**Questions on the material**:
1. According to the Door County News article, how many reformatory inmates make up the force working in the state park?
2. Please reproduce the passage of the Door County News article from "Headquarters have been" up to and including "any further chances.", word for word.
Start of Text block
“Reformatory Inmates Are Working In State Park” from the June 10, 1926 Door County News
Reformatory Inmates Are Working In State Park
FISH CREEK—Cleaning up the deteriorating and diseased abandoned orchards which constitute part of the state land in Peninsula State park, Door county, a force of 12 picked inmates from the Wisconsin State reformatory has formed the nucleus of the Institution’s “honor farm.” The course was authorized a few weeks ago by the state board of control.
Headquarters have been established in some of the farm buildings, which have been refitted and remodeled, and here the 12 men stay, under supervision of only one officer. There are no bars, and no physical means of preventing an escape, but the men have no desire to escape. Assignment to this farm is an honor and an indication of trust. Making good usually means an early parole. Betrayal of the confidence of the institution authorities means loss of any further chances.
Start Cleanup Work
When the state took over Peninsula park, the tract Included a number of abandoned orchards. Cultivation of these orchards was no part of the state park plan, and they were allowed to lie idle, with the result that they became infested with quack grass and other weeds, and disease began to spread among the trees. Lest other orchards in the county become infected, it was decided to clean up these tracts, and labor from the reformatory was decided upon as the most satisfactory method of doing the work.
End of Text block
Start of Information
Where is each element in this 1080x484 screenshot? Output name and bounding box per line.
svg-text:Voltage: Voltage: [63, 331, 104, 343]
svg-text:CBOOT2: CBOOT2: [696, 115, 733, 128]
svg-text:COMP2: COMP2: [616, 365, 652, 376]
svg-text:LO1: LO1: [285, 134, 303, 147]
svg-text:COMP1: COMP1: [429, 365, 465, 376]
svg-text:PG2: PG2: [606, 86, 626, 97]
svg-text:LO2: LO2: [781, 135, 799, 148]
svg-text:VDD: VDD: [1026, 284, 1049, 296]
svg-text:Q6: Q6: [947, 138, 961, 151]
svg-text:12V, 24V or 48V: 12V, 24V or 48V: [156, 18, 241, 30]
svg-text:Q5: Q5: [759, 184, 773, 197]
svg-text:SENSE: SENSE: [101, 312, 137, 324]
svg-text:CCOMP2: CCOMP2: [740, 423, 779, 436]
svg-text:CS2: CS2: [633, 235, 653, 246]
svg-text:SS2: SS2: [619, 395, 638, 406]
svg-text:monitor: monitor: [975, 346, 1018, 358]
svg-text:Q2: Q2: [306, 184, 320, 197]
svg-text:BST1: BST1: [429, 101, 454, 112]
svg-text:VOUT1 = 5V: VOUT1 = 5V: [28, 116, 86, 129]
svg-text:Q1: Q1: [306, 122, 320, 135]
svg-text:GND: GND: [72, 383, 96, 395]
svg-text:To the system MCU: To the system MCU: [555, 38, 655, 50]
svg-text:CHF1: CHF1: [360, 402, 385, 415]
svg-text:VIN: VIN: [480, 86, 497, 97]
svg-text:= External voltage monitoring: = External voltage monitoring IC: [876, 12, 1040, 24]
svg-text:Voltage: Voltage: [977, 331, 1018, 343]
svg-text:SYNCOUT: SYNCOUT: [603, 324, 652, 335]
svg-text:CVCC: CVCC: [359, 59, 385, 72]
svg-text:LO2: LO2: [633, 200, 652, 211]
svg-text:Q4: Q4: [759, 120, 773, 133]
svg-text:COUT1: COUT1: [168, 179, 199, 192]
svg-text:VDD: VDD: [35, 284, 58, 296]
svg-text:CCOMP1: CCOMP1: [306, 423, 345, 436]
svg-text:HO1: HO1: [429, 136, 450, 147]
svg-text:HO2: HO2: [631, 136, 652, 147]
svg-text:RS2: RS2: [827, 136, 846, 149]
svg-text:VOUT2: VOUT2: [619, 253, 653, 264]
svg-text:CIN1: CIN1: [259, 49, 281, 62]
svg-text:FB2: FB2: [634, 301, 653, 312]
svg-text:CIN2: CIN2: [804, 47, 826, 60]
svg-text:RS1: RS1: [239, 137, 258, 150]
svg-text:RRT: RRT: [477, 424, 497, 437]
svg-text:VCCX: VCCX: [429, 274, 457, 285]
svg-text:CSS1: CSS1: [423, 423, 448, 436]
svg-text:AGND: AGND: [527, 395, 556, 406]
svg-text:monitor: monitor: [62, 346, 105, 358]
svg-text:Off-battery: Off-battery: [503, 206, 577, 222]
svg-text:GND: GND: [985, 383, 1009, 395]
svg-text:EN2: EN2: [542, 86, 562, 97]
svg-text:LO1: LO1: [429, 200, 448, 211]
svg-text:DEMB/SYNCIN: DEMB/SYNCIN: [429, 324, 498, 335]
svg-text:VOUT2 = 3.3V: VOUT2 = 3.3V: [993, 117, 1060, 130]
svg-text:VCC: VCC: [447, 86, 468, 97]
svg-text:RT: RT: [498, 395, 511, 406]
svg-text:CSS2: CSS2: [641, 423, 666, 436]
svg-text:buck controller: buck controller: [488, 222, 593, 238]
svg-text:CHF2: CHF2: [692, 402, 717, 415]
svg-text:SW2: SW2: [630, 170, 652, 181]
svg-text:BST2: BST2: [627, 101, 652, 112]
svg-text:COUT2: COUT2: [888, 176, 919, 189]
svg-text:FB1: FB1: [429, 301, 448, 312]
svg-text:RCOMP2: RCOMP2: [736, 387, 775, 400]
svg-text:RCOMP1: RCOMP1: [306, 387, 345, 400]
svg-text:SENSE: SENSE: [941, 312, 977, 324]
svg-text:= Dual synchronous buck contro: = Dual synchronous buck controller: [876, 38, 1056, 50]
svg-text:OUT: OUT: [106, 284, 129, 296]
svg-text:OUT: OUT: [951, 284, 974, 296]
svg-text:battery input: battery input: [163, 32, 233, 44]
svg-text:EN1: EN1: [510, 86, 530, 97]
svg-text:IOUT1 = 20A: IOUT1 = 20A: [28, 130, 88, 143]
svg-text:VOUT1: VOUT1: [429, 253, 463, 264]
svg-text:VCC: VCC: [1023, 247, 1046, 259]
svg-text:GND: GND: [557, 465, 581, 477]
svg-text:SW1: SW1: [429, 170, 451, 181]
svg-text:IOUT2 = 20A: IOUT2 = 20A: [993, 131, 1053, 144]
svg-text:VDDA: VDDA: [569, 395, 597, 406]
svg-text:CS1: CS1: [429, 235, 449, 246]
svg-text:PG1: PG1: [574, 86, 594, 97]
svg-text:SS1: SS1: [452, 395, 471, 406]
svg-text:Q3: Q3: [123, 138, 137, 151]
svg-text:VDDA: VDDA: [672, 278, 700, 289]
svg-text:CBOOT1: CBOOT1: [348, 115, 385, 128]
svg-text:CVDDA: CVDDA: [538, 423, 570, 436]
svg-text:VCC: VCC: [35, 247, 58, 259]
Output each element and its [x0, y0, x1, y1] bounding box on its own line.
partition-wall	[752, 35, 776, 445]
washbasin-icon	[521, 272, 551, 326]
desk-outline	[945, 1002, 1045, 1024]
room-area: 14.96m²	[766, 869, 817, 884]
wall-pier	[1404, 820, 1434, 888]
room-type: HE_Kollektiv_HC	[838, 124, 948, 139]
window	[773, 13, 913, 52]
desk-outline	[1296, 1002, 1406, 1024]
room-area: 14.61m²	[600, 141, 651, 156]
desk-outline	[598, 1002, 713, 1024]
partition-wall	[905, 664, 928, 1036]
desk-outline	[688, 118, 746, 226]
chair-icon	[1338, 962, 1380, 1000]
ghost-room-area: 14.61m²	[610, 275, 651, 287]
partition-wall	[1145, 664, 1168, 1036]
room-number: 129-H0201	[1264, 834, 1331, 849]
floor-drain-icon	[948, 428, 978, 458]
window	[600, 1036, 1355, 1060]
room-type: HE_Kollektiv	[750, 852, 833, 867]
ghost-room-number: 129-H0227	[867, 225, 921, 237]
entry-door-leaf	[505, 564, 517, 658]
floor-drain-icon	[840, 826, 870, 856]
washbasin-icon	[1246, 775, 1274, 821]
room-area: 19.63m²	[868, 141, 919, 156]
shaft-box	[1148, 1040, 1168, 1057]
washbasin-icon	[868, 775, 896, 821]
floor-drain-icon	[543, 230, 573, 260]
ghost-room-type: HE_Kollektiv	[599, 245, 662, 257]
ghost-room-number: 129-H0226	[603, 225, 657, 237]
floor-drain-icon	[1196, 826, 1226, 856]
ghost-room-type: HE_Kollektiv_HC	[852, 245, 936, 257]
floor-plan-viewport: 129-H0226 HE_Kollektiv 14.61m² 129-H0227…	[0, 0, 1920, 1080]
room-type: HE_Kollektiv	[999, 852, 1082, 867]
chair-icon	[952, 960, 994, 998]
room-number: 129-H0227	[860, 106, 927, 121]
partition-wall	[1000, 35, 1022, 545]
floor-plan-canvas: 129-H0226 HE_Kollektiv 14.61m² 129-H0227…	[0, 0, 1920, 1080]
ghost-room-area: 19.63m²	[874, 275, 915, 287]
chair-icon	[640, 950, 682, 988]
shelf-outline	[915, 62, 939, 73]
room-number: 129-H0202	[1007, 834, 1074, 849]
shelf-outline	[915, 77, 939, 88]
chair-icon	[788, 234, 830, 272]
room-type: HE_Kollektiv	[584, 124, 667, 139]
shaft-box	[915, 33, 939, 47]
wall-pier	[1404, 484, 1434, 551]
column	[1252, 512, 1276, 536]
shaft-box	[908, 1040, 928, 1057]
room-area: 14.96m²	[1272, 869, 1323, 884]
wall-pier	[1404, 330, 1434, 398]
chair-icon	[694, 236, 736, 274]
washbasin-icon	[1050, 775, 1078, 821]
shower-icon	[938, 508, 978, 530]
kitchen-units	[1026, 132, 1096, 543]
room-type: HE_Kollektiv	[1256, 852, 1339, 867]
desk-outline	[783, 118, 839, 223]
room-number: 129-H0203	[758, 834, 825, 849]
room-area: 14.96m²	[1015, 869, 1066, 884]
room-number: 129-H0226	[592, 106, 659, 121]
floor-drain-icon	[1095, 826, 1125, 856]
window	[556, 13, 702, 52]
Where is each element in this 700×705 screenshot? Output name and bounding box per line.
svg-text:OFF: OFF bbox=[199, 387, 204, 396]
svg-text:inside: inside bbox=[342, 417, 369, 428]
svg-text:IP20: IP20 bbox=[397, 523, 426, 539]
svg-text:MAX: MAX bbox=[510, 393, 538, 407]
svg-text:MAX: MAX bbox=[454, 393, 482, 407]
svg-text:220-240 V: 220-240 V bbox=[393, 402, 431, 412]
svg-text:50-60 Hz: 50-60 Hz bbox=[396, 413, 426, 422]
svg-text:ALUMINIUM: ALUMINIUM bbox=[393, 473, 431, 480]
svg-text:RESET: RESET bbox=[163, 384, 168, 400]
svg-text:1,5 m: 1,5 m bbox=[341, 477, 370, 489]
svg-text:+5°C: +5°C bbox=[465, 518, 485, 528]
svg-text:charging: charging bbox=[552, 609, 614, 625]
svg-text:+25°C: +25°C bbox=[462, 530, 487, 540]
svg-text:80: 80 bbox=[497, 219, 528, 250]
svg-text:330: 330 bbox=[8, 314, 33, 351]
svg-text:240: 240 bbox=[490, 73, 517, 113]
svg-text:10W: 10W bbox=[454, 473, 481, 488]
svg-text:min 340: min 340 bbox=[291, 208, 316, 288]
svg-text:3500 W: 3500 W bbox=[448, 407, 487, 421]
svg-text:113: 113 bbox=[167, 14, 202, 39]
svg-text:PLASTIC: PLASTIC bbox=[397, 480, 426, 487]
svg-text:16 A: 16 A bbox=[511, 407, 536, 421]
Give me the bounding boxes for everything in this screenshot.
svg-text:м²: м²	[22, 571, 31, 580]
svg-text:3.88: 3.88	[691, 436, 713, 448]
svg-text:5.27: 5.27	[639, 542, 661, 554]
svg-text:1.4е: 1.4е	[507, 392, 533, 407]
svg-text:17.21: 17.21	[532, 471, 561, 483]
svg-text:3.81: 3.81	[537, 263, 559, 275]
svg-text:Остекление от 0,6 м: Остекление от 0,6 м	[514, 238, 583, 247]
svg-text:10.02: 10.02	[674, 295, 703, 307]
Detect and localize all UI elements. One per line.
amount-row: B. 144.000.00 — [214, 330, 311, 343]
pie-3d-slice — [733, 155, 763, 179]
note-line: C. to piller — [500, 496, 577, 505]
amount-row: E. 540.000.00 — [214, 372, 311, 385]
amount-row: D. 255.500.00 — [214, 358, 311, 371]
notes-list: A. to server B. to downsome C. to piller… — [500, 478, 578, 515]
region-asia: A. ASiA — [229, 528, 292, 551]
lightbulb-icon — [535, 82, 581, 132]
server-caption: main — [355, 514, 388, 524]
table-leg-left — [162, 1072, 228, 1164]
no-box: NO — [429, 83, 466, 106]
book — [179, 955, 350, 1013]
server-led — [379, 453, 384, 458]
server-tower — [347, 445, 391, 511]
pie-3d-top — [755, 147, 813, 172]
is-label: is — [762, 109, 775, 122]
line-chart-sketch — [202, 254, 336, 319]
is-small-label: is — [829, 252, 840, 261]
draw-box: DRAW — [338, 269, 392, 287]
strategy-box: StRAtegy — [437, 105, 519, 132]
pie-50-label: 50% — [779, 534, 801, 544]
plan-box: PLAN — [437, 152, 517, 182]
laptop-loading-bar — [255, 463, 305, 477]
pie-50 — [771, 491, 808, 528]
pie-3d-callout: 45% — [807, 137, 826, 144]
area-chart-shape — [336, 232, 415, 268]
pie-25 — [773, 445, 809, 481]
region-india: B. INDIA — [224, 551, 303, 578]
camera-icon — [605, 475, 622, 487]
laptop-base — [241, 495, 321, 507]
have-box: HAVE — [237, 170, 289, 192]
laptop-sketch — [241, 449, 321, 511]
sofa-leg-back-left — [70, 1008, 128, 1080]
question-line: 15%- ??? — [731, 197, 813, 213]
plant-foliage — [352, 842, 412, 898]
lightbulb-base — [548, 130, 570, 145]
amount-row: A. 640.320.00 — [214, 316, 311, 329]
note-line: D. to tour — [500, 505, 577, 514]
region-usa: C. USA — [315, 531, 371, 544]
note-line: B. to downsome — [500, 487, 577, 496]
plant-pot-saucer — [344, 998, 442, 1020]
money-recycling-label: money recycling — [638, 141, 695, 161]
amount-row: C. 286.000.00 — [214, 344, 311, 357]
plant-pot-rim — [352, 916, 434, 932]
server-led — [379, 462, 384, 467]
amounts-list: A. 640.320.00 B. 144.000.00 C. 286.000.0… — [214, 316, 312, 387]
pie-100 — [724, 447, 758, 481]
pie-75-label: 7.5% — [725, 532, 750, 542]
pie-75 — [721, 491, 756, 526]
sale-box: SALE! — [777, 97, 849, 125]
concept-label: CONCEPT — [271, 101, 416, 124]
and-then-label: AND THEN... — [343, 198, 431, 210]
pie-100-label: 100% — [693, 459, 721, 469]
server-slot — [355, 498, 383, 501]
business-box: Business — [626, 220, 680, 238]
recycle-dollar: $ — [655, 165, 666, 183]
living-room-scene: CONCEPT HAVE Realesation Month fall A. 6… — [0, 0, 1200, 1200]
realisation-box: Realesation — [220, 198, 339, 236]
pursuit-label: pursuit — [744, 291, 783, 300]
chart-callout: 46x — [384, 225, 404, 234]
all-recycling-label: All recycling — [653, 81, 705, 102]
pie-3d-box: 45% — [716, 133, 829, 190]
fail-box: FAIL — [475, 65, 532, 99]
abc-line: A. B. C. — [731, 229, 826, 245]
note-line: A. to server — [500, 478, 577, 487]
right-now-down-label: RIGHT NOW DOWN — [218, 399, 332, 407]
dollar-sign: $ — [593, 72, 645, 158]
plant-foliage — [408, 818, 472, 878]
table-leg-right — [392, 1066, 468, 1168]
End of Information
**Solutions for each task**:
1. 12 picked inmates.

2.
Headquarters have been established in some of the farm buildings, which have been refitted and remodeled, and here the 12 men stay, under supervision of only one officer. There are no bars, and no physical means of preventing an escape, but the men have no desire to escape. Assignment to this farm is an honor and an indication of trust. Making good usually means an early parole. Betrayal of the confidence of the institution authorities means loss of any further chances.